## Goal of the exercise
Entries follow. Set all of them down as they stand.

# Records supplied start

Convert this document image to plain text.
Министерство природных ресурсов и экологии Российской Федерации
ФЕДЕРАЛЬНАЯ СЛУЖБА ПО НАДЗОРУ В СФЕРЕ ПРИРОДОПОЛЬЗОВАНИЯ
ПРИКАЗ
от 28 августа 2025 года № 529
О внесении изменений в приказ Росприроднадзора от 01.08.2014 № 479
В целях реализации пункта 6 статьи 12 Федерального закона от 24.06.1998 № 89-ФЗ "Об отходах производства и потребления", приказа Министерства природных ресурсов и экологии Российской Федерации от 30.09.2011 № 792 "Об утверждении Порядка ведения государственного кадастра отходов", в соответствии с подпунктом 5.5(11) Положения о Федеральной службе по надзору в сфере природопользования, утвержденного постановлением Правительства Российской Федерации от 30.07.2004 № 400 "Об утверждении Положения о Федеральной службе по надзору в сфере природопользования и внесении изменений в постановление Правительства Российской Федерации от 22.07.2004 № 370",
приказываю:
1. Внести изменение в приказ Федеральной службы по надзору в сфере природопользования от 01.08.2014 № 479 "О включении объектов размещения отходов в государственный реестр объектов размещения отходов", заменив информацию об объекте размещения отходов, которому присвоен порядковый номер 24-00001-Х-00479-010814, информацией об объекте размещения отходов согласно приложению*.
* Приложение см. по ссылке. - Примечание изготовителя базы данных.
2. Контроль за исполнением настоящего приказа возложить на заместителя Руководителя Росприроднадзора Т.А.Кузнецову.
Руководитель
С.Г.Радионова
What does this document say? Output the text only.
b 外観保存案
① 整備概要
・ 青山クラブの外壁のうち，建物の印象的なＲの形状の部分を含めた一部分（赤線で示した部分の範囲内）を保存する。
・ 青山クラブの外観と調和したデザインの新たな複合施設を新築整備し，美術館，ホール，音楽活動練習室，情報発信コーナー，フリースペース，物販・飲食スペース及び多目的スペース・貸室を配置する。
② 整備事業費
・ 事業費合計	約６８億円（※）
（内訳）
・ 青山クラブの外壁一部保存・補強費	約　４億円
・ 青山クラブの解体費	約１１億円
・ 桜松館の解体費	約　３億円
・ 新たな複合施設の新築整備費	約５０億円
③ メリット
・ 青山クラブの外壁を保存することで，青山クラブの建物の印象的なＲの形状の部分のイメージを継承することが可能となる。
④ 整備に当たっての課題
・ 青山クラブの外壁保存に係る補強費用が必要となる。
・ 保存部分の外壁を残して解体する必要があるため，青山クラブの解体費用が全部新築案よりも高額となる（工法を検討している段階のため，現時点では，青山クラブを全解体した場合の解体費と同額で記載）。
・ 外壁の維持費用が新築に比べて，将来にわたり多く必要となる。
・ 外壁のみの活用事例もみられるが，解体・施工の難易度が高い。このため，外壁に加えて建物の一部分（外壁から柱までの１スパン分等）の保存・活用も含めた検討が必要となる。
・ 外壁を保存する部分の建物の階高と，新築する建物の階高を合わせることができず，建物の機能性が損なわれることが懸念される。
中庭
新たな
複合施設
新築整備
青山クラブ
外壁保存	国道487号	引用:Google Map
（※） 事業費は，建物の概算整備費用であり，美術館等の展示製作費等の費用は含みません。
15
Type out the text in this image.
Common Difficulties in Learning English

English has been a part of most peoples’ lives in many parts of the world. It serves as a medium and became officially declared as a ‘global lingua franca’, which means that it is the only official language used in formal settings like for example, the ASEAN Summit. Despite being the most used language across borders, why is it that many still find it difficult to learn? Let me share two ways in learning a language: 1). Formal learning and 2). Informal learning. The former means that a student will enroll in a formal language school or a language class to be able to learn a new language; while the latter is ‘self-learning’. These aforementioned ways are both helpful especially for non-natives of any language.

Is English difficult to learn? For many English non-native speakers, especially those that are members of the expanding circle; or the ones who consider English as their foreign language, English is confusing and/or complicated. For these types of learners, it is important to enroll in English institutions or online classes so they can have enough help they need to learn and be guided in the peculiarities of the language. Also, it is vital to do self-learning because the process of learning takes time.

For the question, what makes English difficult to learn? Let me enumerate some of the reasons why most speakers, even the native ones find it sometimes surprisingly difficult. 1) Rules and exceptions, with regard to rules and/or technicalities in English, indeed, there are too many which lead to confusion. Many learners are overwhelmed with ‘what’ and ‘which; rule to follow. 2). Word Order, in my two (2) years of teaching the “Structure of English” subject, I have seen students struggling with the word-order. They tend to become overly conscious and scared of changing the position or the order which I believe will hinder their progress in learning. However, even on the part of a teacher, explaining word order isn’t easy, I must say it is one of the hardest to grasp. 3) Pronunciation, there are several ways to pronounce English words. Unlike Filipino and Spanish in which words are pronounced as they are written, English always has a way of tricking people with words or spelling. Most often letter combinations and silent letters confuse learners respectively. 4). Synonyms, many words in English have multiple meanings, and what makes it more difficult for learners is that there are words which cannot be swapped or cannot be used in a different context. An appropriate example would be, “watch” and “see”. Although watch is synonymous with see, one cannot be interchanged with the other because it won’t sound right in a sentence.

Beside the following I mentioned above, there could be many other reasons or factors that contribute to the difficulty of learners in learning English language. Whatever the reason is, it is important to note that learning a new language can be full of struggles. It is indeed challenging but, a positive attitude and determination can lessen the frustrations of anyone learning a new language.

# Records supplied end

## Solution
Convert this document image to plain text.
Министерство природных ресурсов и экологии Российской Федерации
ФЕДЕРАЛЬНАЯ СЛУЖБА ПО НАДЗОРУ В СФЕРЕ ПРИРОДОПОЛЬЗОВАНИЯ
ПРИКАЗ
от 28 августа 2025 года № 529
О внесении изменений в приказ Росприроднадзора от 01.08.2014 № 479
В целях реализации пункта 6 статьи 12 Федерального закона от 24.06.1998 № 89-ФЗ "Об отходах производства и потребления", приказа Министерства природных ресурсов и экологии Российской Федерации от 30.09.2011 № 792 "Об утверждении Порядка ведения государственного кадастра отходов", в соответствии с подпунктом 5.5(11) Положения о Федеральной службе по надзору в сфере природопользования, утвержденного постановлением Правительства Российской Федерации от 30.07.2004 № 400 "Об утверждении Положения о Федеральной службе по надзору в сфере природопользования и внесении изменений в постановление Правительства Российской Федерации от 22.07.2004 № 370",
приказываю:
1. Внести изменение в приказ Федеральной службы по надзору в сфере природопользования от 01.08.2014 № 479 "О включении объектов размещения отходов в государственный реестр объектов размещения отходов", заменив информацию об объекте размещения отходов, которому присвоен порядковый номер 24-00001-Х-00479-010814, информацией об объекте размещения отходов согласно приложению*.
* Приложение см. по ссылке. - Примечание изготовителя базы данных.
2. Контроль за исполнением настоящего приказа возложить на заместителя Руководителя Росприроднадзора Т.А.Кузнецову.
Руководитель
С.Г.Радионова
What does this document say? Output the text only.
b 外観保存案
① 整備概要
・ 青山クラブの外壁のうち，建物の印象的なＲの形状の部分を含めた一部分（赤線で示した部分の範囲内）を保存する。
・ 青山クラブの外観と調和したデザインの新たな複合施設を新築整備し，美術館，ホール，音楽活動練習室，情報発信コーナー，フリースペース，物販・飲食スペース及び多目的スペース・貸室を配置する。
② 整備事業費
・ 事業費合計	約６８億円（※）
（内訳）
・ 青山クラブの外壁一部保存・補強費	約　４億円
・ 青山クラブの解体費	約１１億円
・ 桜松館の解体費	約　３億円
・ 新たな複合施設の新築整備費	約５０億円
③ メリット
・ 青山クラブの外壁を保存することで，青山クラブの建物の印象的なＲの形状の部分のイメージを継承することが可能となる。
④ 整備に当たっての課題
・ 青山クラブの外壁保存に係る補強費用が必要となる。
・ 保存部分の外壁を残して解体する必要があるため，青山クラブの解体費用が全部新築案よりも高額となる（工法を検討している段階のため，現時点では，青山クラブを全解体した場合の解体費と同額で記載）。
・ 外壁の維持費用が新築に比べて，将来にわたり多く必要となる。
・ 外壁のみの活用事例もみられるが，解体・施工の難易度が高い。このため，外壁に加えて建物の一部分（外壁から柱までの１スパン分等）の保存・活用も含めた検討が必要となる。
・ 外壁を保存する部分の建物の階高と，新築する建物の階高を合わせることができず，建物の機能性が損なわれることが懸念される。
中庭
新たな
複合施設
新築整備
青山クラブ
外壁保存	国道487号	引用:Google Map
（※） 事業費は，建物の概算整備費用であり，美術館等の展示製作費等の費用は含みません。
15
Type out the text in this image.
Common Difficulties in Learning English

English has been a part of most peoples’ lives in many parts of the world. It serves as a medium and became officially declared as a ‘global lingua franca’, which means that it is the only official language used in formal settings like for example, the ASEAN Summit. Despite being the most used language across borders, why is it that many still find it difficult to learn? Let me share two ways in learning a language: 1). Formal learning and 2). Informal learning. The former means that a student will enroll in a formal language school or a language class to be able to learn a new language; while the latter is ‘self-learning’. These aforementioned ways are both helpful especially for non-natives of any language.

Is English difficult to learn? For many English non-native speakers, especially those that are members of the expanding circle; or the ones who consider English as their foreign language, English is confusing and/or complicated. For these types of learners, it is important to enroll in English institutions or online classes so they can have enough help they need to learn and be guided in the peculiarities of the language. Also, it is vital to do self-learning because the process of learning takes time.

For the question, what makes English difficult to learn? Let me enumerate some of the reasons why most speakers, even the native ones find it sometimes surprisingly difficult. 1) Rules and exceptions, with regard to rules and/or technicalities in English, indeed, there are too many which lead to confusion. Many learners are overwhelmed with ‘what’ and ‘which; rule to follow. 2). Word Order, in my two (2) years of teaching the “Structure of English” subject, I have seen students struggling with the word-order. They tend to become overly conscious and scared of changing the position or the order which I believe will hinder their progress in learning. However, even on the part of a teacher, explaining word order isn’t easy, I must say it is one of the hardest to grasp. 3) Pronunciation, there are several ways to pronounce English words. Unlike Filipino and Spanish in which words are pronounced as they are written, English always has a way of tricking people with words or spelling. Most often letter combinations and silent letters confuse learners respectively. 4). Synonyms, many words in English have multiple meanings, and what makes it more difficult for learners is that there are words which cannot be swapped or cannot be used in a different context. An appropriate example would be, “watch” and “see”. Although watch is synonymous with see, one cannot be interchanged with the other because it won’t sound right in a sentence.

Beside the following I mentioned above, there could be many other reasons or factors that contribute to the difficulty of learners in learning English language. Whatever the reason is, it is important to note that learning a new language can be full of struggles. It is indeed challenging but, a positive attitude and determination can lessen the frustrations of anyone learning a new language.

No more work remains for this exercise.